There's something fundamentally misaligned in how we're talking about AI and the workforce. The conversation keeps circling around job displacement - and I understand why. But the real question isn't whether AI replaces jobs. To me, it's about how we integrate it into work that already exists.
AI development is slowing down in ways that matter. Around 95% of AI experts surveyed don't believe we currently have the technology needed for AGI. The performance gap between leading models has collapsed from 4.9% to 0.7% over the past year. Even Sam Altman admitted recently that current models have "saturated the chat use case." These aren't signs of exponential takeoff - they're signs of a maturing technology hitting practical limits.
At the same time, the infrastructure costs are getting harder to ignore. One AI lab (you know which one) reportedly secured 40% of global DRAM output for training runs. Memory prices have more than doubled. DeepSeek managed to train a frontier model for around $6 million instead of hundreds of millions, but that efficiency gain came from rethinking architecture, not from throwing more compute at the problem.
Token costs have already dropped from $20 to $0.07 per million tokens - a 280-fold reduction in just two years. The constraint has shifted from intelligence to integration.
In my own work with automations, the failures aren't about the models anymore - they're about organizational readiness, workflow design, and cultural fit. The barriers are operational, not technical. This tracks with the widely reported figure that around 95% of AI pilot programs fail to reach production.
I've been particularly interested in AI tooling lately, and two stood out to me. The first was OpenClaw, a terminal-based agent that reflects on its own actions and iteratively adjusts its approach. Watching it work can be unsettling - not because it sometimes fails, but because it succeeded in ways that make me uncomfortable about how much control I'm personally willing to hand over. The second was chatjimmy.ai, which can process around 17,000 tokens per second by optimizing for speed over accuracy. It made me wonder whether intelligence is the only constant we should be aiming to solve. Both examples point tells me that the bottleneck isn't capability anymore - it's figuring out where and how to deploy these tools.

(Dataset excerpts)
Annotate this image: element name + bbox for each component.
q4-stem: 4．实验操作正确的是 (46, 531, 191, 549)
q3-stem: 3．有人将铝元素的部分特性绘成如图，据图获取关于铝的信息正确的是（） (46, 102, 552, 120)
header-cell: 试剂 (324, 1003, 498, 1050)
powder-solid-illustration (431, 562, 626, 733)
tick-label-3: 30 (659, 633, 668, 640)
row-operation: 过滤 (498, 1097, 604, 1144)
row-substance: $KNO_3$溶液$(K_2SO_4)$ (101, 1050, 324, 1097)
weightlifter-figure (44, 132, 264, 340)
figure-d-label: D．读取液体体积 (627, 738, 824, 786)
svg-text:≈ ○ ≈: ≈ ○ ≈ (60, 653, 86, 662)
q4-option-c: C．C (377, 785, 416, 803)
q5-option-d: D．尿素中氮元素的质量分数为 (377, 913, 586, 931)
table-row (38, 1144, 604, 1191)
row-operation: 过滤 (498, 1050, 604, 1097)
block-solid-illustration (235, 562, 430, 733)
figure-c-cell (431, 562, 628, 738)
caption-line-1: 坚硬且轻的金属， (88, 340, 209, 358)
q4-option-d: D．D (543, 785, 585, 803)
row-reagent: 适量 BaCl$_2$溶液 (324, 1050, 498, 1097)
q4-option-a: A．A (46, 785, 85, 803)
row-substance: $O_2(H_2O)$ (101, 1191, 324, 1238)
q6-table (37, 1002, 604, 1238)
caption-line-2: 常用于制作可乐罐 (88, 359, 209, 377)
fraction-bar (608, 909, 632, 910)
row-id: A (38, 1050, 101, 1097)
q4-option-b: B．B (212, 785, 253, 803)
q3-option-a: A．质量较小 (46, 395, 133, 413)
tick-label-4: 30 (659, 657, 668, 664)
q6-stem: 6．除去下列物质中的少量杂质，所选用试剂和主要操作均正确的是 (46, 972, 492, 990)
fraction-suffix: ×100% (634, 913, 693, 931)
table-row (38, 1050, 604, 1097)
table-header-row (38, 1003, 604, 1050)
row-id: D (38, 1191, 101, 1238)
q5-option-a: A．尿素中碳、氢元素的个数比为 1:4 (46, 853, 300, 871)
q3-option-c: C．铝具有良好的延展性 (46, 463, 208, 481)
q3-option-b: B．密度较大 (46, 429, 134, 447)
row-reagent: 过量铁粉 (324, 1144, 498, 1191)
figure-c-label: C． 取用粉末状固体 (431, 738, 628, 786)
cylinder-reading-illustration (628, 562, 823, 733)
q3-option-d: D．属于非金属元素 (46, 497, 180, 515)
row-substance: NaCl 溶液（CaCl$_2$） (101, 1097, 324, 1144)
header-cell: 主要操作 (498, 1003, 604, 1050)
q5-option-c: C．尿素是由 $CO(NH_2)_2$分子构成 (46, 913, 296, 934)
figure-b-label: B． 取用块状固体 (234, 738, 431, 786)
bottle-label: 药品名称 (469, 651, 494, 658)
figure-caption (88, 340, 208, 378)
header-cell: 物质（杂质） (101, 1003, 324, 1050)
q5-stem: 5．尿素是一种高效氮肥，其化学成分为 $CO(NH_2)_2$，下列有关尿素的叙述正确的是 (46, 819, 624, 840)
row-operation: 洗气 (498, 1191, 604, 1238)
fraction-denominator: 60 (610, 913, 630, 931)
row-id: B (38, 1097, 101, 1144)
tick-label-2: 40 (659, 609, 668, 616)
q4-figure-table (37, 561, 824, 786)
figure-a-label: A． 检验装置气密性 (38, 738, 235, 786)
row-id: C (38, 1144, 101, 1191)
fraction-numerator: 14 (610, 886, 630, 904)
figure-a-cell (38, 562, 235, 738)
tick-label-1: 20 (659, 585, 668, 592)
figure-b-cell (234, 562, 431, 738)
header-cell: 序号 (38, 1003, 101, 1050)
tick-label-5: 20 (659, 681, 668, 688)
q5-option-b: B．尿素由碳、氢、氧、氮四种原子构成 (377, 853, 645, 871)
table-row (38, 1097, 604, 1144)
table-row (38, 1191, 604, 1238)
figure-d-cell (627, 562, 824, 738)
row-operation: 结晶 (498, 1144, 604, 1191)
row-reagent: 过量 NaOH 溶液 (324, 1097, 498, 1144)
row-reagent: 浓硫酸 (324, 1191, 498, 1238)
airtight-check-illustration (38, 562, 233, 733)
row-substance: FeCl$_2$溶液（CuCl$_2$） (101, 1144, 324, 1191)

• _Exercises_:
A: In the essay on AI and the workforce, how far have token costs fallen, and over what period?
B: Resume the essay on AI and the workforce from its final sentence, keeping the same voice.

• _Responses per task_:
A: Token costs fell from $20 to $0.07 per million tokens, a 280-fold reduction over two years.

B:
I've been working more with terminal-based agents recently, and there's something oddly liberating about the constraints. You can scope exactly what the system has access to. You can limit it to small, specific tasks. You're not trying to hand over judgment calls - you're trying to automate the repetitive parts that don't need judgment. The division of labor becomes clearer and, I believe, more efficient when the boundaries are explicit.
Whenever I see discussion on this topic, I can't help but reflect on the analogy to the computer. The prediction was mass unemployment for secretaries, clerks, and middle managers. But instead of eliminating office work, it transformed it. Spreadsheets replaced ledgers, but someone still needed to build the models, interpret the outputs, and make decisions. The technology absorbed certain tasks while creating demand for new ones. I suspect AI follows a similar pattern - less about replacing roles, more about reshaping what those roles involve. In five years we might struggle to remember how Word used to open to a blank page instead of a context-aware, pre-filled suggestion.
But then again, AI feels more like something that operates alongside you - or instead of you. That distinction matters psychologically, even if the economic pattern ends up being similar.
Maybe the actual work ahead isn't building AI that replaces us. Maybe it's figuring out how to be better guides for systems that are powerful but narrow. The projected productivity gain from full AI integration across enterprise workflows is around 15% - meaningful, but not the wholesale transformation the AI lab CEOs wants us to fear. That feels about right for a technology that makes existing work faster, not one that eliminates the need for the work itself.
Google I/O is coming up in a couple of months. My bet is that Google has the upper hand right now - not just because of model quality, but because of distribution and integration across existing workflows. The next battleground isn't better models - it's who can integrate AI into existing workflows with least visibility. It'll be interesting to see whether that thesis holds or something else entirely surprises us.